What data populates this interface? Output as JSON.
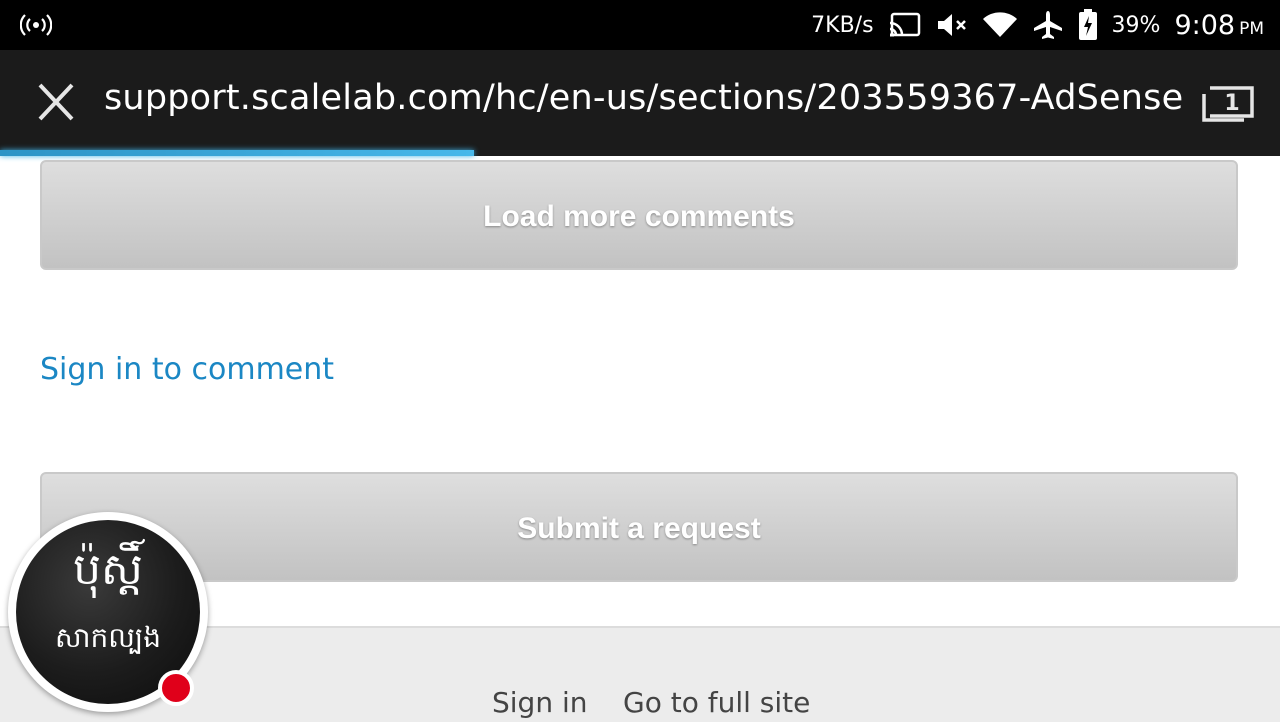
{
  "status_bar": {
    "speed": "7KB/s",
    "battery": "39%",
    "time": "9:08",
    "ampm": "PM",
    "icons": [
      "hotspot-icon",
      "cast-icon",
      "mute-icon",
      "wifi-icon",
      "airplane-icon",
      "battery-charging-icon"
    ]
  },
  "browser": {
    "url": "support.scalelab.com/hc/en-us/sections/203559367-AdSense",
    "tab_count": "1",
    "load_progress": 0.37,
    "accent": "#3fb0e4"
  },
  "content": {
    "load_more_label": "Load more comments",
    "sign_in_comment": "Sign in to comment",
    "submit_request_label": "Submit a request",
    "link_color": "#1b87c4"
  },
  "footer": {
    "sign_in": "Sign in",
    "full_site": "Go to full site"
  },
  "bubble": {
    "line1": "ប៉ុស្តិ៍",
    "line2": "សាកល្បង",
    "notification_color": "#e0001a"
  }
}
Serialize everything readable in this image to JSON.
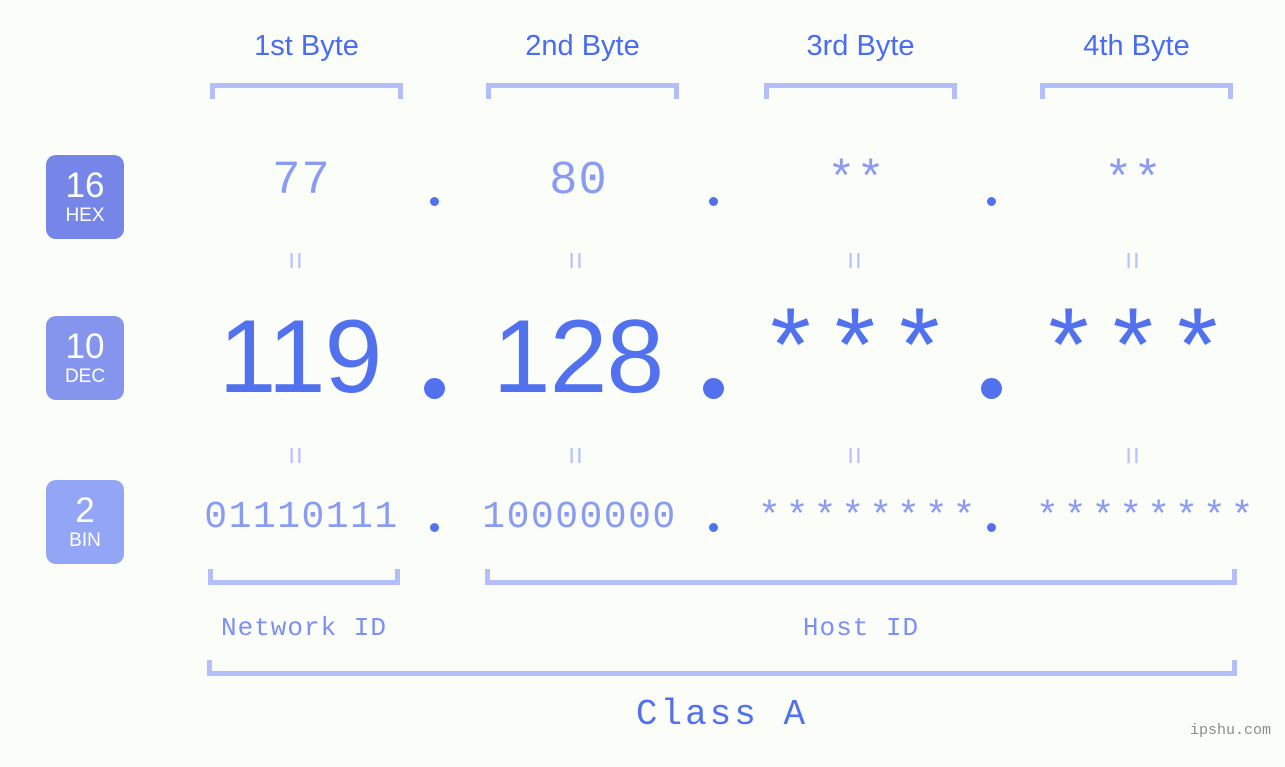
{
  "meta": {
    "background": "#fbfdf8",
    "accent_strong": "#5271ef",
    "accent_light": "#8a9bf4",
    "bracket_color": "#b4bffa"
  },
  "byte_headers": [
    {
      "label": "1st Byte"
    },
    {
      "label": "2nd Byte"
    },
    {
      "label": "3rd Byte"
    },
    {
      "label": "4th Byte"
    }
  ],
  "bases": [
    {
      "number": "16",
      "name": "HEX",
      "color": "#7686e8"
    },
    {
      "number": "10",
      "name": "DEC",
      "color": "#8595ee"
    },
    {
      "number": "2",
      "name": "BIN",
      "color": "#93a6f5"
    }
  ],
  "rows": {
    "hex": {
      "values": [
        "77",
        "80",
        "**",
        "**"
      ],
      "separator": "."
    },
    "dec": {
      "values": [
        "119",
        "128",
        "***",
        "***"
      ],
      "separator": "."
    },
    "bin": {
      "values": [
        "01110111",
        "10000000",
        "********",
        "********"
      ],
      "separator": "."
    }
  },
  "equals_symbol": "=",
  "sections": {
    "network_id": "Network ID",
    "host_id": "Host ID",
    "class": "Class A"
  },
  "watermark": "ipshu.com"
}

:: Given exercise ::
Take the records above and transcribe them exactly, dropping every picture.

:: Response to this exercise ::
What data populates this interface? Output as JSON.
{
  "status_bar": {
    "speed": "7KB/s",
    "battery": "39%",
    "time": "9:08",
    "ampm": "PM",
    "icons": [
      "hotspot-icon",
      "cast-icon",
      "mute-icon",
      "wifi-icon",
      "airplane-icon",
      "battery-charging-icon"
    ]
  },
  "browser": {
    "url": "support.scalelab.com/hc/en-us/sections/203559367-AdSense",
    "tab_count": "1",
    "load_progress": 0.37,
    "accent": "#3fb0e4"
  },
  "content": {
    "load_more_label": "Load more comments",
    "sign_in_comment": "Sign in to comment",
    "submit_request_label": "Submit a request",
    "link_color": "#1b87c4"
  },
  "footer": {
    "sign_in": "Sign in",
    "full_site": "Go to full site"
  },
  "bubble": {
    "line1": "ប៉ុស្តិ៍",
    "line2": "សាកល្បង",
    "notification_color": "#e0001a"
  }
}
Serialize everything readable in this image to JSON.
{
  "meta": {
    "background": "#fbfdf8",
    "accent_strong": "#5271ef",
    "accent_light": "#8a9bf4",
    "bracket_color": "#b4bffa"
  },
  "byte_headers": [
    {
      "label": "1st Byte"
    },
    {
      "label": "2nd Byte"
    },
    {
      "label": "3rd Byte"
    },
    {
      "label": "4th Byte"
    }
  ],
  "bases": [
    {
      "number": "16",
      "name": "HEX",
      "color": "#7686e8"
    },
    {
      "number": "10",
      "name": "DEC",
      "color": "#8595ee"
    },
    {
      "number": "2",
      "name": "BIN",
      "color": "#93a6f5"
    }
  ],
  "rows": {
    "hex": {
      "values": [
        "77",
        "80",
        "**",
        "**"
      ],
      "separator": "."
    },
    "dec": {
      "values": [
        "119",
        "128",
        "***",
        "***"
      ],
      "separator": "."
    },
    "bin": {
      "values": [
        "01110111",
        "10000000",
        "********",
        "********"
      ],
      "separator": "."
    }
  },
  "equals_symbol": "=",
  "sections": {
    "network_id": "Network ID",
    "host_id": "Host ID",
    "class": "Class A"
  },
  "watermark": "ipshu.com"
}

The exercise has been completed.